提取文本
基于BP神经网络的手MNIST写数字识别

import numpy
import math
import scipy.special#特殊函数模块
import matplotlib.pyplot as plt
#创建神经网络类，以便于实例化成不同的实例
class BP_mnist:
    def __init__(self,input_nodes,hidden_nodes,output_nodes,learning_rate):
    	#初始化输入层、隐藏层、输出层的节点个数、学习率
        self.inodes = input_nodes
        self.hnodes = hidden_nodes
        self.onodes = output_nodes
        self.learning_rate = learning_rate
        # self.w_input_hidden = numpy.random.normal(0, pow(self.hnodes,-0.5) , (self.hnodes,self.inodes))
        # self.w_hidden_output = numpy.random.normal(0, pow(self.onodes,-0.5) , (self.onodes,self.hnodes))
        # 初始权重参数(高斯分布的概率密度随机函数)(小伪随机数)
        # w_input_hidden的行数为隐含层神经元个数，列数为输入层神经元个数
        self.w_input_hidden = numpy.random.normal(0, 1 , (self.hnodes,self.inodes))
        self.w_hidden_output = numpy.random.normal(0, 1 , (self.onodes,self.hnodes))
        #定义激活函数
        self.sigmoid = lambda x: scipy.special.expit(x)#计算整个矩阵里各元素的sigmoid值:1/(1+exp(-x))

    def train(self,input_list,target_list):
        #inputs = numpy.array(input_list,ndmin = 2).T #最小维数为2,即把一维矩阵升维
        inputs = input_list[:, numpy.newaxis]#增加一个维度
        #targets = numpy.array(target_list,ndmin = 2).T
        targets = target_list[:, numpy.newaxis]
        hidden_inputs = numpy.dot(self.w_input_hidden,inputs)#计算权值向量叉积
        hidden_outputs = self.sigmoid(hidden_inputs)#计算各叉积对应的激活函数值
        final_inputs = numpy.dot(self.w_hidden_output,hidden_outputs)
        final_outputs = self.sigmoid(final_inputs)

待办事项
1. 在手写数字识别代码里，w_input_hidden的行数等于什么？
2. 请返回手写数字识别代码中从“# w_input_hidd”一直到“final_inputs = numpy.dot(self.w_hidden_output,hidden_outputs)”的全部内容。
3. 把手写数字识别代码从最后一行之后接着往下写。

已存记录
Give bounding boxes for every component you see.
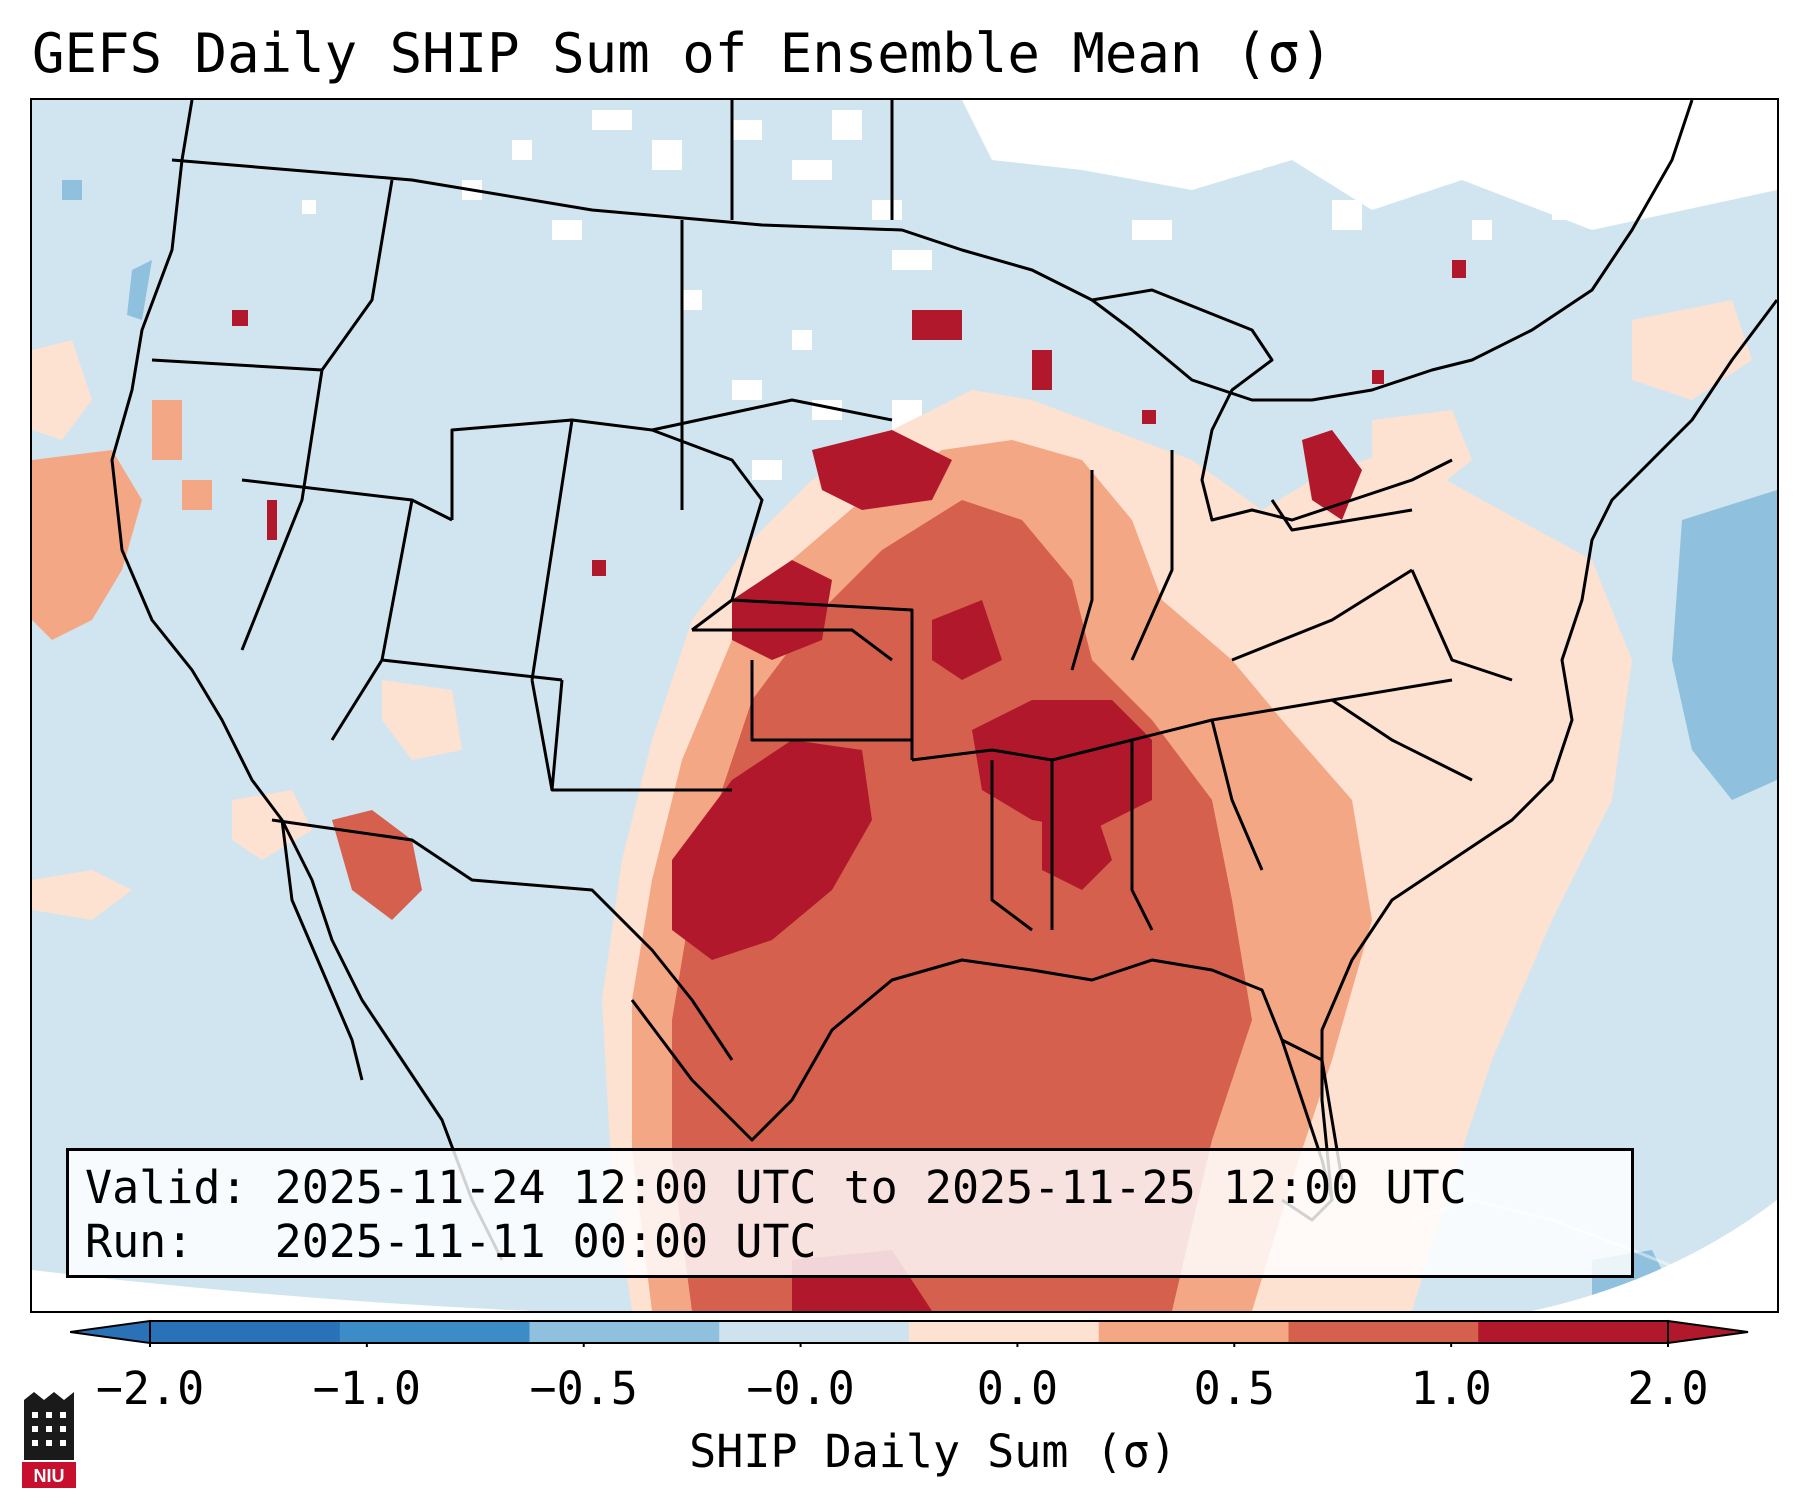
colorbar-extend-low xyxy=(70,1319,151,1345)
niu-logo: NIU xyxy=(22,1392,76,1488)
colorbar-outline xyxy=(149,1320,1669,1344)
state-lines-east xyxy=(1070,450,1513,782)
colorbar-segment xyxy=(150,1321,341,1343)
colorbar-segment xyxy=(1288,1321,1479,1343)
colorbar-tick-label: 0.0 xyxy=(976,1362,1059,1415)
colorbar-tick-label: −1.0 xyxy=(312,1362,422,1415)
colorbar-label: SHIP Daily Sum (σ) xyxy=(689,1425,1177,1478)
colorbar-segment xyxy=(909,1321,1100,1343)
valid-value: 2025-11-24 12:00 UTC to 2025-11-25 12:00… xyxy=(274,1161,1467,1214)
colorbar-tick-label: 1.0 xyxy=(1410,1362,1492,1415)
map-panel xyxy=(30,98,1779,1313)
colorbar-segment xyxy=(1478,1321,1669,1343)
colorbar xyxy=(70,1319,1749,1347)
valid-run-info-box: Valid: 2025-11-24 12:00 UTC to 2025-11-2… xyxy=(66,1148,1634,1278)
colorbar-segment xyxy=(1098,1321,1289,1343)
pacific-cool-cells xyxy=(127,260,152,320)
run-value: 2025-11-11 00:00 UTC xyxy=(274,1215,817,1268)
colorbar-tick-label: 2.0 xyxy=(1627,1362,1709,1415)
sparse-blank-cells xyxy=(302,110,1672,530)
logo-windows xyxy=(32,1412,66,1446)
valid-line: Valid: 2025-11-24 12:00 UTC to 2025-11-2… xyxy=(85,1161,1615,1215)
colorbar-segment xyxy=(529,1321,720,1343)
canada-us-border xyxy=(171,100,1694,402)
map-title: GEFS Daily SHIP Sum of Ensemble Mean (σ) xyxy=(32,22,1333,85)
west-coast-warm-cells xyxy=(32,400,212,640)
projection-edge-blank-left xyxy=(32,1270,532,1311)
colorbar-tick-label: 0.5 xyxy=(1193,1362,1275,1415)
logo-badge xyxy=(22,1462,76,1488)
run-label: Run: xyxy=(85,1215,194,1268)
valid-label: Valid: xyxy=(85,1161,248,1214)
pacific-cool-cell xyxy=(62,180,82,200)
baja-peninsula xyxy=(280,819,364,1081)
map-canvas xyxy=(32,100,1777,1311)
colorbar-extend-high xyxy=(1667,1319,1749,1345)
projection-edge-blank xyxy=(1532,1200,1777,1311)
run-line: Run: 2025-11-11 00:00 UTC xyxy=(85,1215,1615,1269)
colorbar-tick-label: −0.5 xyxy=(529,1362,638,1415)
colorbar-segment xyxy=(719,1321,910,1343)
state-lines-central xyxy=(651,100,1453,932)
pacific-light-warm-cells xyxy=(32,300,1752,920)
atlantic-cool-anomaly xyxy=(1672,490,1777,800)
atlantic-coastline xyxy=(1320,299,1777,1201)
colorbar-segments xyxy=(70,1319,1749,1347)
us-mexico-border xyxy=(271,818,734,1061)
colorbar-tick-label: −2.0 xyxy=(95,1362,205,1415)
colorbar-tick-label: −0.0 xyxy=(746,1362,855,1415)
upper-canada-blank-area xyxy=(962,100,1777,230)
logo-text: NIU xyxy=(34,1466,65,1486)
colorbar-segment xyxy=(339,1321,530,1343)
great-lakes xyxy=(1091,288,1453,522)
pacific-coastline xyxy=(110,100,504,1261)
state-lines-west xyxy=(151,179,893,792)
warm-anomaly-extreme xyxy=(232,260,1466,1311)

按序答案
1. 隐含层神经元个数。

2.
# w_input_hidden的行数为隐含层神经元个数，列数为输入层神经元个数
        self.w_input_hidden = numpy.random.normal(0, 1 , (self.hnodes,self.inodes))
        self.w_hidden_output = numpy.random.normal(0, 1 , (self.onodes,self.hnodes))
        #定义激活函数
        self.sigmoid = lambda x: scipy.special.expit(x)#计算整个矩阵里各元素的sigmoid值:1/(1+exp(-x))

    def train(self,input_list,target_list):
        #inputs = numpy.array(input_list,ndmin = 2).T #最小维数为2,即把一维矩阵升维
        inputs = input_list[:, numpy.newaxis]#增加一个维度
        #targets = numpy.array(target_list,ndmin = 2).T
        targets = target_list[:, numpy.newaxis]
        hidden_inputs = numpy.dot(self.w_input_hidden,inputs)#计算权值向量叉积
        hidden_outputs = self.sigmoid(hidden_inputs)#计算各叉积对应的激活函数值
        final_inputs = numpy.dot(self.w_hidden_output,hidden_outputs)

3.
        output_errors = targets - final_outputs #计算误差矩阵
        hidden_errors = numpy.dot(self.w_hidden_output.T,output_errors)#向后传播
        sum_errors = round(sum(0.5*output_errors.T[0,:]**2),4) #计算总的误差值
        #最速下降法更新权重(反向传播)
        self.w_input_hidden += self.learning_rate*numpy.dot((hidden_errors*hidden_outputs*(1-hidden_outputs)),inputs.T)
        self.w_hidden_output += self.learning_rate*numpy.dot((output_errors*final_outputs*(1-final_outputs)),hidden_outputs.T)
        return sum_errors/len(input_list)

    def test(self,input_list):
        #inputs = numpy.array(inputs_list,ndmin = 2).T
        inputs = input_list[:, numpy.newaxis]#增加一个维度
        hidden_inputs = numpy.dot(self.w_input_hidden,inputs)
        hidden_outputs = self.sigmoid(hidden_inputs)
        final_inputs = numpy.dot(self.w_hidden_output,hidden_outputs)
        final_outputs = self.sigmoid(final_inputs)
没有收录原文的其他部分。